> **SELECTED TEXT**:
Originally posted by Grumble
reply to post by AlreadyGone
This has been going on for a long, long time. Globalization has indeed made the average American feel not quite so bad off (the Walmart effect), but even that is now changing. The truth is that in real terms, I make 1/4 of what my father made at the same age. But he didn't have HDTV, computers, and cheap goods from China, so looking back at his life, he didn't seem richer than me.
Originally posted by LittleBlackEagle
great article came out yesterday for anyone that didn't get a chance to view it.
Infinite quantitative easing (QE3) now initiated; the final chapter of America's financial blowout has begun
Steal from the poor to give to the rich
Quantitative easing, you see, is essentially the Federal Reserve creating money and then handing it to the richest banks. Meanwhile, all that new money floating around erodes the value of the dollars in the hands of the working taxpayers. So their grocery bills go up. Their fuel costs go up. Their daycare costs increase and their utility bills creep ever skyward.
But the rich banksters are simultaneously rolling in FREE Fed cash, and instead of actually lending this money out and doing something useful with it, they crank up their own executive bonuses to make sure they get paid while the rest of the economy crumbles. And why? It's simple: Because people are crooks, and if they get handed $40 billion a month in free money, they're just going to grin and say, "How can we get MORE?"

> **EXCERPTED RECORDS**:
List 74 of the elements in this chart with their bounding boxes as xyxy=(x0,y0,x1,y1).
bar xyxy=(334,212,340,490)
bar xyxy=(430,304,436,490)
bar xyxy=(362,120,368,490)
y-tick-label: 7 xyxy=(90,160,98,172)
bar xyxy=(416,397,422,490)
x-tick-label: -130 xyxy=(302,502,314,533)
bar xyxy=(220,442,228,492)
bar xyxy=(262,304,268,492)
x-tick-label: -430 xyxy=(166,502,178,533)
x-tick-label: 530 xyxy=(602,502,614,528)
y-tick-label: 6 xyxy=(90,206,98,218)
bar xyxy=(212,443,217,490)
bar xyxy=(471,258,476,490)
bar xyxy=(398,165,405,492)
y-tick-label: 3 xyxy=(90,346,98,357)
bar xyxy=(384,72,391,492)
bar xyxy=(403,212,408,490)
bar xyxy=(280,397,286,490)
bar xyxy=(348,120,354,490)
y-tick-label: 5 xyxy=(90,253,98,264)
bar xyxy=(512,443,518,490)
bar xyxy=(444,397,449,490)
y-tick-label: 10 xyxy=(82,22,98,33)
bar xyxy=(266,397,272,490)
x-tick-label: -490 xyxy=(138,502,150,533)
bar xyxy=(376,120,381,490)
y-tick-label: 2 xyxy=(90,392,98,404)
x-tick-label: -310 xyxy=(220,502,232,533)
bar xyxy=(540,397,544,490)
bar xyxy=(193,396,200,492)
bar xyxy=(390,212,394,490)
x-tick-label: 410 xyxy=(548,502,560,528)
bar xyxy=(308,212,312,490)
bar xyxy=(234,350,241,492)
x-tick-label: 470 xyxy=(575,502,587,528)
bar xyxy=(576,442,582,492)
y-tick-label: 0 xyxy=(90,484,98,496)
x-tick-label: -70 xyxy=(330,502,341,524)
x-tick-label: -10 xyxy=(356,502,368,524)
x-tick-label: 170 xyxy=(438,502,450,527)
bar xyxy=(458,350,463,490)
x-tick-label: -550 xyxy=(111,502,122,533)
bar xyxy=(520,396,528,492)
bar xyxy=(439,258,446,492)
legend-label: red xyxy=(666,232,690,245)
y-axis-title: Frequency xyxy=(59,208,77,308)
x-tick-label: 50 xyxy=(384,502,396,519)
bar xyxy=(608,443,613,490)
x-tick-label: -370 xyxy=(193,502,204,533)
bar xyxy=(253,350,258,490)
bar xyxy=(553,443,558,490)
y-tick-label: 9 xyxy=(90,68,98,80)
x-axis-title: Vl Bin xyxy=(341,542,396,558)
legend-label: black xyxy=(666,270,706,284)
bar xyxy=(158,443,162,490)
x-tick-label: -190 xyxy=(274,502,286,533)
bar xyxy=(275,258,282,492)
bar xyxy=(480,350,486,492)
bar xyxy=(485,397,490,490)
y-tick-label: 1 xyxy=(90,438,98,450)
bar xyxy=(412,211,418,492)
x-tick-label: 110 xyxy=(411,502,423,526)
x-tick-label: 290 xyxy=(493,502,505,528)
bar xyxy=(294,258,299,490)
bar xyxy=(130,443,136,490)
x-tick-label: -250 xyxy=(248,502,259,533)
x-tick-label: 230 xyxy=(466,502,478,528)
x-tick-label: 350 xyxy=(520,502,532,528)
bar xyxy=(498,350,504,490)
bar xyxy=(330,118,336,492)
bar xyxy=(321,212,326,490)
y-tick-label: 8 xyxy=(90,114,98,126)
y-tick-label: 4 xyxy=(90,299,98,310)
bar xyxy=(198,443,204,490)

> **TASK ITEM**: Copy the passage of the forum posts that begins at the words "Originally posted by Grumble" and ends after "richer than me.", replacing "Walmart" with "Target".

> **WORKED SOLUTION**:
Originally posted by Grumble
reply to post by AlreadyGone
This has been going on for a long, long time. Globalization has indeed made the average American feel not quite so bad off (the Target effect), but even that is now changing. The truth is that in real terms, I make 1/4 of what my father made at the same age. But he didn't have HDTV, computers, and cheap goods from China, so looking back at his life, he didn't seem richer than me.